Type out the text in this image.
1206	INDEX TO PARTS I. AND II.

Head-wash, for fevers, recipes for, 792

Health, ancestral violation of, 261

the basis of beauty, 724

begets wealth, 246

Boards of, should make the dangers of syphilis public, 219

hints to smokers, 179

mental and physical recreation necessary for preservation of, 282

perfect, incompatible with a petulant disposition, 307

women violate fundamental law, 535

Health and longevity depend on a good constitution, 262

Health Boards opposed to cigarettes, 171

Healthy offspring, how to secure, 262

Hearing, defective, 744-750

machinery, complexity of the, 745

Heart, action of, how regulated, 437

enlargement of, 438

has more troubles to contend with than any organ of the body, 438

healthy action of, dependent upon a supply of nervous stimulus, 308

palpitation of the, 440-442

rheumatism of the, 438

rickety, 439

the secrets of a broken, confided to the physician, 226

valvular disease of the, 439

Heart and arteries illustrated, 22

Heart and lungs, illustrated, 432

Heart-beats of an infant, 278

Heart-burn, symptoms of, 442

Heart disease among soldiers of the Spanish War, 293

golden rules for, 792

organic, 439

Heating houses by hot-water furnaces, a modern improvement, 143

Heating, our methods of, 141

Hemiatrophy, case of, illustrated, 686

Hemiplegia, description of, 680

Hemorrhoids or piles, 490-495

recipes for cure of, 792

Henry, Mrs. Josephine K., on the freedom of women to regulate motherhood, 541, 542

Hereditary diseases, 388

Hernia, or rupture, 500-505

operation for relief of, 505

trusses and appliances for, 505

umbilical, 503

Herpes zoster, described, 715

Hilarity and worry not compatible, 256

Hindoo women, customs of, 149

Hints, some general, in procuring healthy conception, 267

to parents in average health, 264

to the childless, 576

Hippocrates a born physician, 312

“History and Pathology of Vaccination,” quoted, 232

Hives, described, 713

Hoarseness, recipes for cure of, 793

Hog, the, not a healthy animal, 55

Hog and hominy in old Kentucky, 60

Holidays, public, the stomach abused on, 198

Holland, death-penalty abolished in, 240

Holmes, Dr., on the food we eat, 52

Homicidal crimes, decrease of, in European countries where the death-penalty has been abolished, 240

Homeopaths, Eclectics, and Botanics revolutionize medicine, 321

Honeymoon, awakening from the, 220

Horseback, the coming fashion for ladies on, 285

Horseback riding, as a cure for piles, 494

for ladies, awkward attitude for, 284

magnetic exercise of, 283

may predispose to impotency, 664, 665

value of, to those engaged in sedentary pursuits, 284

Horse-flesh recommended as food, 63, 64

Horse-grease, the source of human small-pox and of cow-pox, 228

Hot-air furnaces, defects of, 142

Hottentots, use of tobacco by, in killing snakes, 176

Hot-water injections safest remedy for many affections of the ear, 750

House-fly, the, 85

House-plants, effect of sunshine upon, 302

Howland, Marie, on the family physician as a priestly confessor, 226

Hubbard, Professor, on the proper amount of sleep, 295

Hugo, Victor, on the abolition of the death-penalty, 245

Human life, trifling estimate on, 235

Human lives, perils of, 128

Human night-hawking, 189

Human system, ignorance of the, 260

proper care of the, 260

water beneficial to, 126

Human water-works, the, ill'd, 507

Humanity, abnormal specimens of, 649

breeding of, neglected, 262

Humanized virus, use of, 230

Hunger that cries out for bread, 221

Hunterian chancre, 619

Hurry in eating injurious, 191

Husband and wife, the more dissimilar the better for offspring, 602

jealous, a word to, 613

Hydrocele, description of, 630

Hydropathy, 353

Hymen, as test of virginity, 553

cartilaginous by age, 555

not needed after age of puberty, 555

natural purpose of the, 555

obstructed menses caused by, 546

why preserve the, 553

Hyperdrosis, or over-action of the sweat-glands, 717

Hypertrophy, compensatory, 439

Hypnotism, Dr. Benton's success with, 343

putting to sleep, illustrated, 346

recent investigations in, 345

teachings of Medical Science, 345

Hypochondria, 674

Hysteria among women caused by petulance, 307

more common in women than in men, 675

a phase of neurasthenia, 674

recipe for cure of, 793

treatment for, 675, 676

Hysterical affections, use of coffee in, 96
---*---
### TASK INSTRUCTIONS
Repeat all the entries exactly as given.

### WRITTEN RESPONSE
Type out the text in this image.
1206	INDEX TO PARTS I. AND II.

Head-wash, for fevers, recipes for, 792

Health, ancestral violation of, 261

the basis of beauty, 724

begets wealth, 246

Boards of, should make the dangers of syphilis public, 219

hints to smokers, 179

mental and physical recreation necessary for preservation of, 282

perfect, incompatible with a petulant disposition, 307

women violate fundamental law, 535

Health and longevity depend on a good constitution, 262

Health Boards opposed to cigarettes, 171

Healthy offspring, how to secure, 262

Hearing, defective, 744-750

machinery, complexity of the, 745

Heart, action of, how regulated, 437

enlargement of, 438

has more troubles to contend with than any organ of the body, 438

healthy action of, dependent upon a supply of nervous stimulus, 308

palpitation of the, 440-442

rheumatism of the, 438

rickety, 439

the secrets of a broken, confided to the physician, 226

valvular disease of the, 439

Heart and arteries illustrated, 22

Heart and lungs, illustrated, 432

Heart-beats of an infant, 278

Heart-burn, symptoms of, 442

Heart disease among soldiers of the Spanish War, 293

golden rules for, 792

organic, 439

Heating houses by hot-water furnaces, a modern improvement, 143

Heating, our methods of, 141

Hemiatrophy, case of, illustrated, 686

Hemiplegia, description of, 680

Hemorrhoids or piles, 490-495

recipes for cure of, 792

Henry, Mrs. Josephine K., on the freedom of women to regulate motherhood, 541, 542

Hereditary diseases, 388

Hernia, or rupture, 500-505

operation for relief of, 505

trusses and appliances for, 505

umbilical, 503

Herpes zoster, described, 715

Hilarity and worry not compatible, 256

Hindoo women, customs of, 149

Hints, some general, in procuring healthy conception, 267

to parents in average health, 264

to the childless, 576

Hippocrates a born physician, 312

“History and Pathology of Vaccination,” quoted, 232

Hives, described, 713

Hoarseness, recipes for cure of, 793

Hog, the, not a healthy animal, 55

Hog and hominy in old Kentucky, 60

Holidays, public, the stomach abused on, 198

Holland, death-penalty abolished in, 240

Holmes, Dr., on the food we eat, 52

Homicidal crimes, decrease of, in European countries where the death-penalty has been abolished, 240

Homeopaths, Eclectics, and Botanics revolutionize medicine, 321

Honeymoon, awakening from the, 220

Horseback, the coming fashion for ladies on, 285

Horseback riding, as a cure for piles, 494

for ladies, awkward attitude for, 284

magnetic exercise of, 283

may predispose to impotency, 664, 665

value of, to those engaged in sedentary pursuits, 284

Horse-flesh recommended as food, 63, 64

Horse-grease, the source of human small-pox and of cow-pox, 228

Hot-air furnaces, defects of, 142

Hottentots, use of tobacco by, in killing snakes, 176

Hot-water injections safest remedy for many affections of the ear, 750

House-fly, the, 85

House-plants, effect of sunshine upon, 302

Howland, Marie, on the family physician as a priestly confessor, 226

Hubbard, Professor, on the proper amount of sleep, 295

Hugo, Victor, on the abolition of the death-penalty, 245

Human life, trifling estimate on, 235

Human lives, perils of, 128

Human night-hawking, 189

Human system, ignorance of the, 260

proper care of the, 260

water beneficial to, 126

Human water-works, the, ill'd, 507

Humanity, abnormal specimens of, 649

breeding of, neglected, 262

Humanized virus, use of, 230

Hunger that cries out for bread, 221

Hunterian chancre, 619

Hurry in eating injurious, 191

Husband and wife, the more dissimilar the better for offspring, 602

jealous, a word to, 613

Hydrocele, description of, 630

Hydropathy, 353

Hymen, as test of virginity, 553

cartilaginous by age, 555

not needed after age of puberty, 555

natural purpose of the, 555

obstructed menses caused by, 546

why preserve the, 553

Hyperdrosis, or over-action of the sweat-glands, 717

Hypertrophy, compensatory, 439

Hypnotism, Dr. Benton's success with, 343

putting to sleep, illustrated, 346

recent investigations in, 345

teachings of Medical Science, 345

Hypochondria, 674

Hysteria among women caused by petulance, 307

more common in women than in men, 675

a phase of neurasthenia, 674

recipe for cure of, 793

treatment for, 675, 676

Hysterical affections, use of coffee in, 96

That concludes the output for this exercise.